§ What the task asks: Please restate the following records word for word.
[start Record excerpts]
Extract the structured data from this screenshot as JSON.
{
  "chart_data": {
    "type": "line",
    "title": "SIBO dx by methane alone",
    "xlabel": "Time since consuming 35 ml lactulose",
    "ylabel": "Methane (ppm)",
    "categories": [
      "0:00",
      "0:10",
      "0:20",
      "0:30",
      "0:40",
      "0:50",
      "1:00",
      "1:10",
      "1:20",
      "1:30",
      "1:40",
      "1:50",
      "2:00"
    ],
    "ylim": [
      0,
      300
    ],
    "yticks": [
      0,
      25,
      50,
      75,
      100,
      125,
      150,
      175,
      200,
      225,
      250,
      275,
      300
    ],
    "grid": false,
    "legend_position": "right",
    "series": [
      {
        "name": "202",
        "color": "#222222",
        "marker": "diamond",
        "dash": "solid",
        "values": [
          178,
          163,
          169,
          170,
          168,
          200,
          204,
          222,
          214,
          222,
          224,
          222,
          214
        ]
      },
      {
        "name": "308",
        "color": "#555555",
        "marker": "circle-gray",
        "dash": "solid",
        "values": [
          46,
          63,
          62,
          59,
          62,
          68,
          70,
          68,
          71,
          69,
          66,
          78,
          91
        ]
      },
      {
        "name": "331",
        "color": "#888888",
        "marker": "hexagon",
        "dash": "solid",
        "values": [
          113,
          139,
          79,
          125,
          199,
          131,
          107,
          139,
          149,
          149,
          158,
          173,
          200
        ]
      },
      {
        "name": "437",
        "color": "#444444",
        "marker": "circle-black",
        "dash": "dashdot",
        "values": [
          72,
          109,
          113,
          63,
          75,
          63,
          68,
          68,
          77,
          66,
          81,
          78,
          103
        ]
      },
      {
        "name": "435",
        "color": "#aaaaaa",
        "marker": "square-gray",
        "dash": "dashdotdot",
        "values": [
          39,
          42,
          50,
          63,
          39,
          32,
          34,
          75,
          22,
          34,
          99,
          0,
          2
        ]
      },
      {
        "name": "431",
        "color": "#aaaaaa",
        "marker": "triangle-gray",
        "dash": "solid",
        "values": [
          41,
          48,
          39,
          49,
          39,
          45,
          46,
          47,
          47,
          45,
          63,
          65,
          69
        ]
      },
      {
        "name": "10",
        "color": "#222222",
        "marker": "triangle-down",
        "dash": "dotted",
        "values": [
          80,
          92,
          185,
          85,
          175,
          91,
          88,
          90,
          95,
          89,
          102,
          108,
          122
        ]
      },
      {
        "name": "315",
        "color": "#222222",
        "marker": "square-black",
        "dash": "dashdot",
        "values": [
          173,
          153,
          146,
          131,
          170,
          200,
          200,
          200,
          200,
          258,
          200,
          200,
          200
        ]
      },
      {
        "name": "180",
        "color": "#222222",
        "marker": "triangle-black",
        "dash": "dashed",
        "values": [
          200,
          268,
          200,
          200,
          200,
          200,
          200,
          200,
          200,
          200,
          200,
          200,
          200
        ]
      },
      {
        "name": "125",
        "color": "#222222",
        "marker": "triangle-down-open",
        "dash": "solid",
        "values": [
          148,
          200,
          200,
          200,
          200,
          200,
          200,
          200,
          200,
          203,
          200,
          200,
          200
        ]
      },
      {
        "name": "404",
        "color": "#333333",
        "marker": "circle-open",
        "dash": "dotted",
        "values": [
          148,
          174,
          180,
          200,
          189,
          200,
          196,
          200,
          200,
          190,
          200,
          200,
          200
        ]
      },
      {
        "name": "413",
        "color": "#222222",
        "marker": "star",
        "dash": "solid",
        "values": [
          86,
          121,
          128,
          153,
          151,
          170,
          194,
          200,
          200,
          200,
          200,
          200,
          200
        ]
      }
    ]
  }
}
[end Record excerpts]
§ Reply:
Extract the structured data from this screenshot as JSON.
{
  "chart_data": {
    "type": "line",
    "title": "SIBO dx by methane alone",
    "xlabel": "Time since consuming 35 ml lactulose",
    "ylabel": "Methane (ppm)",
    "categories": [
      "0:00",
      "0:10",
      "0:20",
      "0:30",
      "0:40",
      "0:50",
      "1:00",
      "1:10",
      "1:20",
      "1:30",
      "1:40",
      "1:50",
      "2:00"
    ],
    "ylim": [
      0,
      300
    ],
    "yticks": [
      0,
      25,
      50,
      75,
      100,
      125,
      150,
      175,
      200,
      225,
      250,
      275,
      300
    ],
    "grid": false,
    "legend_position": "right",
    "series": [
      {
        "name": "202",
        "color": "#222222",
        "marker": "diamond",
        "dash": "solid",
        "values": [
          178,
          163,
          169,
          170,
          168,
          200,
          204,
          222,
          214,
          222,
          224,
          222,
          214
        ]
      },
      {
        "name": "308",
        "color": "#555555",
        "marker": "circle-gray",
        "dash": "solid",
        "values": [
          46,
          63,
          62,
          59,
          62,
          68,
          70,
          68,
          71,
          69,
          66,
          78,
          91
        ]
      },
      {
        "name": "331",
        "color": "#888888",
        "marker": "hexagon",
        "dash": "solid",
        "values": [
          113,
          139,
          79,
          125,
          199,
          131,
          107,
          139,
          149,
          149,
          158,
          173,
          200
        ]
      },
      {
        "name": "437",
        "color": "#444444",
        "marker": "circle-black",
        "dash": "dashdot",
        "values": [
          72,
          109,
          113,
          63,
          75,
          63,
          68,
          68,
          77,
          66,
          81,
          78,
          103
        ]
      },
      {
        "name": "435",
        "color": "#aaaaaa",
        "marker": "square-gray",
        "dash": "dashdotdot",
        "values": [
          39,
          42,
          50,
          63,
          39,
          32,
          34,
          75,
          22,
          34,
          99,
          0,
          2
        ]
      },
      {
        "name": "431",
        "color": "#aaaaaa",
        "marker": "triangle-gray",
        "dash": "solid",
        "values": [
          41,
          48,
          39,
          49,
          39,
          45,
          46,
          47,
          47,
          45,
          63,
          65,
          69
        ]
      },
      {
        "name": "10",
        "color": "#222222",
        "marker": "triangle-down",
        "dash": "dotted",
        "values": [
          80,
          92,
          185,
          85,
          175,
          91,
          88,
          90,
          95,
          89,
          102,
          108,
          122
        ]
      },
      {
        "name": "315",
        "color": "#222222",
        "marker": "square-black",
        "dash": "dashdot",
        "values": [
          173,
          153,
          146,
          131,
          170,
          200,
          200,
          200,
          200,
          258,
          200,
          200,
          200
        ]
      },
      {
        "name": "180",
        "color": "#222222",
        "marker": "triangle-black",
        "dash": "dashed",
        "values": [
          200,
          268,
          200,
          200,
          200,
          200,
          200,
          200,
          200,
          200,
          200,
          200,
          200
        ]
      },
      {
        "name": "125",
        "color": "#222222",
        "marker": "triangle-down-open",
        "dash": "solid",
        "values": [
          148,
          200,
          200,
          200,
          200,
          200,
          200,
          200,
          200,
          203,
          200,
          200,
          200
        ]
      },
      {
        "name": "404",
        "color": "#333333",
        "marker": "circle-open",
        "dash": "dotted",
        "values": [
          148,
          174,
          180,
          200,
          189,
          200,
          196,
          200,
          200,
          190,
          200,
          200,
          200
        ]
      },
      {
        "name": "413",
        "color": "#222222",
        "marker": "star",
        "dash": "solid",
        "values": [
          86,
          121,
          128,
          153,
          151,
          170,
          194,
          200,
          200,
          200,
          200,
          200,
          200
        ]
      }
    ]
  }
}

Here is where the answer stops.